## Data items
● ● ● ● ● ● ●

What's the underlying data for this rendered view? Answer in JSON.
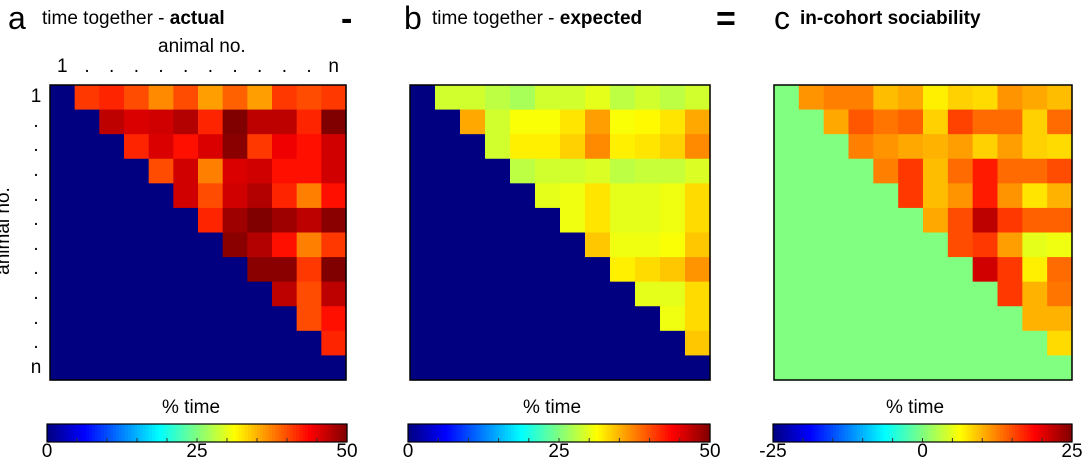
{
  "operators": {
    "minus": "-",
    "equals": "="
  },
  "axis": {
    "label": "animal no.",
    "ticks": [
      "1",
      ".",
      ".",
      ".",
      ".",
      ".",
      ".",
      ".",
      ".",
      ".",
      ".",
      "n"
    ]
  },
  "chart_data": [
    {
      "type": "heatmap",
      "panel": "a",
      "title_prefix": "time together - ",
      "title_bold": "actual",
      "xlabel": "animal no.",
      "ylabel": "animal no.",
      "colorbar_label": "% time",
      "colormap": "jet",
      "clim": [
        0,
        50
      ],
      "colorbar_ticks": [
        "0",
        "25",
        "50"
      ],
      "lower_value": 0,
      "upper_rows": [
        [
          41,
          42,
          40,
          37,
          40,
          36,
          39,
          36,
          41,
          40,
          41
        ],
        [
          47,
          45.5,
          46,
          47.5,
          42,
          50,
          47,
          47,
          42,
          50
        ],
        [
          42,
          45.5,
          43,
          45.5,
          49.5,
          41,
          44.5,
          43,
          46
        ],
        [
          40,
          46,
          37.5,
          45.5,
          46,
          43,
          43,
          46
        ],
        [
          46,
          40,
          46,
          47.5,
          42,
          37.5,
          43
        ],
        [
          42,
          48.5,
          50,
          48.5,
          47,
          49.5
        ],
        [
          49.5,
          47.5,
          43,
          37.5,
          41
        ],
        [
          49.5,
          49.5,
          41,
          50
        ],
        [
          47,
          40,
          47
        ],
        [
          40,
          43
        ],
        [
          42
        ]
      ]
    },
    {
      "type": "heatmap",
      "panel": "b",
      "title_prefix": "time together - ",
      "title_bold": "expected",
      "colorbar_label": "% time",
      "colormap": "jet",
      "clim": [
        0,
        50
      ],
      "colorbar_ticks": [
        "0",
        "25",
        "50"
      ],
      "lower_value": 0,
      "upper_rows": [
        [
          29,
          29,
          28,
          27,
          29,
          29,
          30,
          28,
          29,
          28,
          29
        ],
        [
          35.5,
          29,
          31,
          31,
          32.5,
          36,
          31,
          31.5,
          32.5,
          35.5
        ],
        [
          29,
          32,
          32,
          33.5,
          37,
          32,
          32.5,
          33.5,
          37
        ],
        [
          28,
          29,
          29,
          29.5,
          28,
          28.5,
          28.5,
          29.5
        ],
        [
          30,
          30.5,
          32.5,
          30,
          30,
          30.5,
          33
        ],
        [
          30.5,
          32.5,
          30,
          30,
          30.5,
          33
        ],
        [
          34,
          30.5,
          30.5,
          31,
          34
        ],
        [
          32,
          33,
          34,
          36.5
        ],
        [
          30,
          30,
          33
        ],
        [
          30.5,
          33
        ],
        [
          34
        ]
      ]
    },
    {
      "type": "heatmap",
      "panel": "c",
      "title_prefix": "",
      "title_bold": "in-cohort sociability",
      "colorbar_label": "% time",
      "colormap": "jet",
      "clim": [
        -25,
        25
      ],
      "colorbar_ticks": [
        "-25",
        "0",
        "25"
      ],
      "lower_value": 0,
      "upper_rows": [
        [
          11.5,
          12.5,
          12.5,
          9.5,
          10.5,
          7,
          8.5,
          8,
          11.5,
          10.5,
          9.5
        ],
        [
          10.5,
          14.5,
          13,
          14,
          8.5,
          15.5,
          13.5,
          13.5,
          8.5,
          13.5
        ],
        [
          12.5,
          11.5,
          10.5,
          10,
          11,
          8.5,
          11,
          8.5,
          8
        ],
        [
          12.5,
          16,
          9.5,
          13.5,
          17.5,
          13.5,
          13.5,
          15
        ],
        [
          16,
          9.5,
          11.5,
          17.5,
          11.5,
          7.5,
          10
        ],
        [
          10.5,
          15,
          22,
          16,
          14,
          14
        ],
        [
          15,
          16,
          11,
          5,
          5.5
        ],
        [
          21,
          16,
          7,
          13.5
        ],
        [
          16,
          10,
          13
        ],
        [
          10,
          10
        ],
        [
          8
        ]
      ]
    }
  ]
}
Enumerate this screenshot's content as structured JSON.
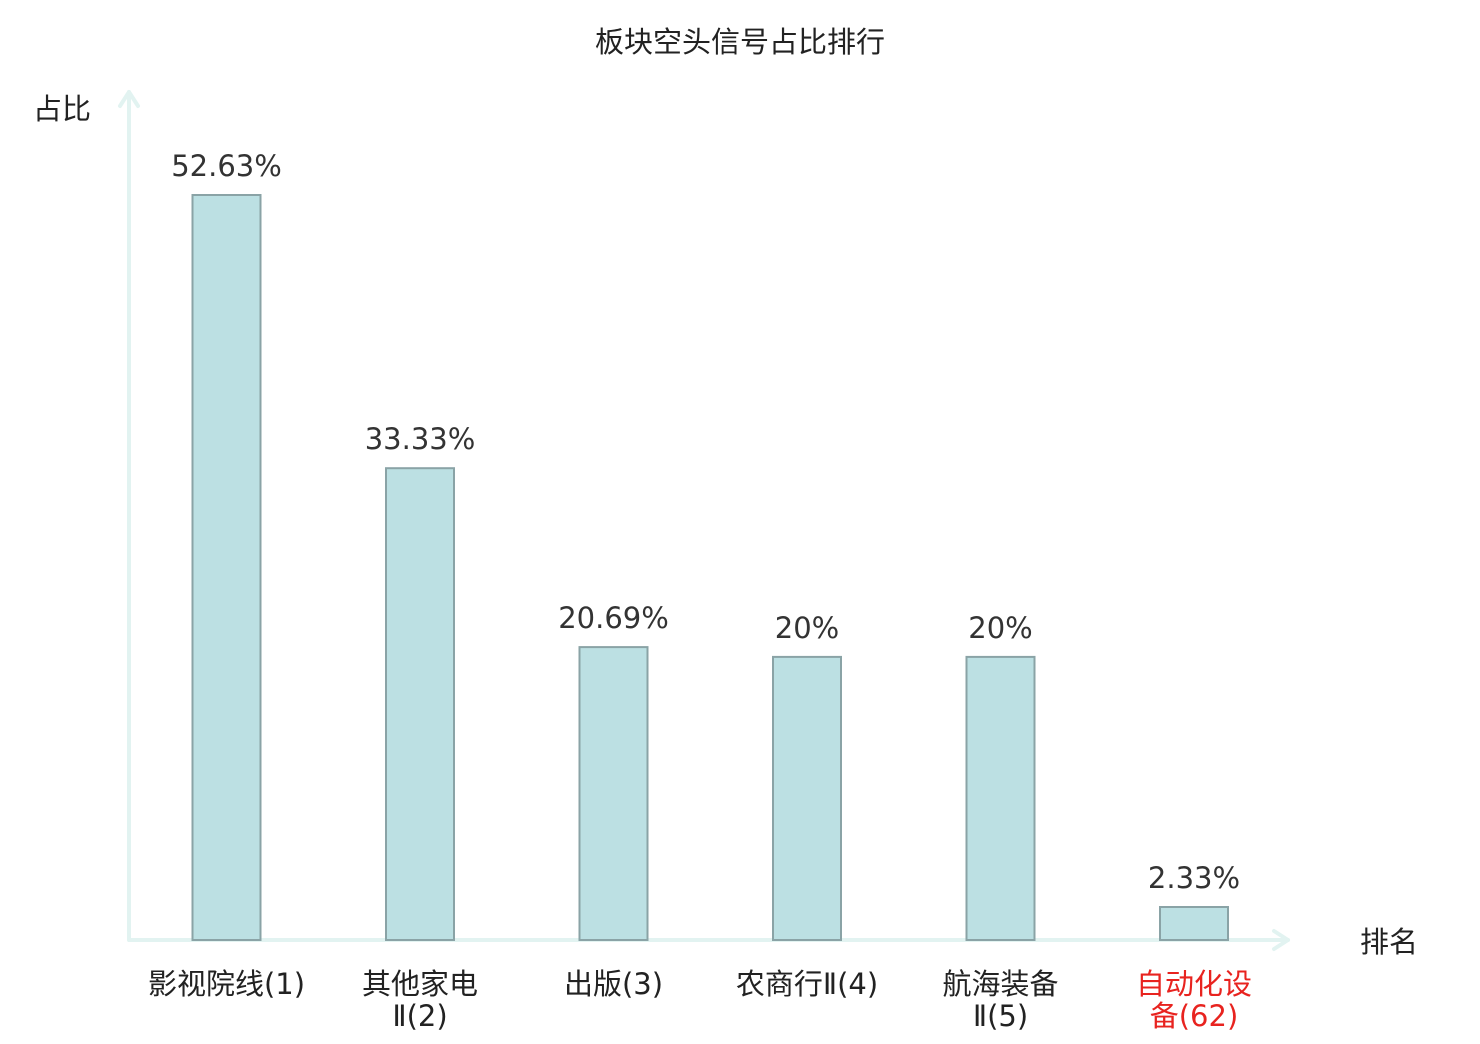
{
  "chart_data": {
    "type": "bar",
    "title": "板块空头信号占比排行",
    "ylabel": "占比",
    "xlabel": "排名",
    "categories": [
      {
        "lines": [
          "影视院线(1)"
        ],
        "highlight": false
      },
      {
        "lines": [
          "其他家电",
          "Ⅱ(2)"
        ],
        "highlight": false
      },
      {
        "lines": [
          "出版(3)"
        ],
        "highlight": false
      },
      {
        "lines": [
          "农商行Ⅱ(4)"
        ],
        "highlight": false
      },
      {
        "lines": [
          "航海装备",
          "Ⅱ(5)"
        ],
        "highlight": false
      },
      {
        "lines": [
          "自动化设",
          "备(62)"
        ],
        "highlight": true
      }
    ],
    "values": [
      52.63,
      33.33,
      20.69,
      20,
      20,
      2.33
    ],
    "value_labels": [
      "52.63%",
      "33.33%",
      "20.69%",
      "20%",
      "20%",
      "2.33%"
    ],
    "ylim": [
      0,
      52.63
    ],
    "grid": false,
    "colors": {
      "bar_fill": "#bce0e3",
      "bar_stroke": "#8aa3a6",
      "axis": "#e2f3f1",
      "text": "#333333",
      "highlight_text": "#e8231f"
    }
  }
}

● ● ● ● ● ● ●

## BRIEF
The lines from the one holding "Enumerate this screenshot's" through the end of the material above are to be echoed exactly, both ends included. Do not include pictures.

## FULL SOLUTION
Enumerate this screenshot's content as structured JSON.
{
  "chart_data": {
    "type": "bar",
    "title": "板块空头信号占比排行",
    "ylabel": "占比",
    "xlabel": "排名",
    "categories": [
      {
        "lines": [
          "影视院线(1)"
        ],
        "highlight": false
      },
      {
        "lines": [
          "其他家电",
          "Ⅱ(2)"
        ],
        "highlight": false
      },
      {
        "lines": [
          "出版(3)"
        ],
        "highlight": false
      },
      {
        "lines": [
          "农商行Ⅱ(4)"
        ],
        "highlight": false
      },
      {
        "lines": [
          "航海装备",
          "Ⅱ(5)"
        ],
        "highlight": false
      },
      {
        "lines": [
          "自动化设",
          "备(62)"
        ],
        "highlight": true
      }
    ],
    "values": [
      52.63,
      33.33,
      20.69,
      20,
      20,
      2.33
    ],
    "value_labels": [
      "52.63%",
      "33.33%",
      "20.69%",
      "20%",
      "20%",
      "2.33%"
    ],
    "ylim": [
      0,
      52.63
    ],
    "grid": false,
    "colors": {
      "bar_fill": "#bce0e3",
      "bar_stroke": "#8aa3a6",
      "axis": "#e2f3f1",
      "text": "#333333",
      "highlight_text": "#e8231f"
    }
  }
}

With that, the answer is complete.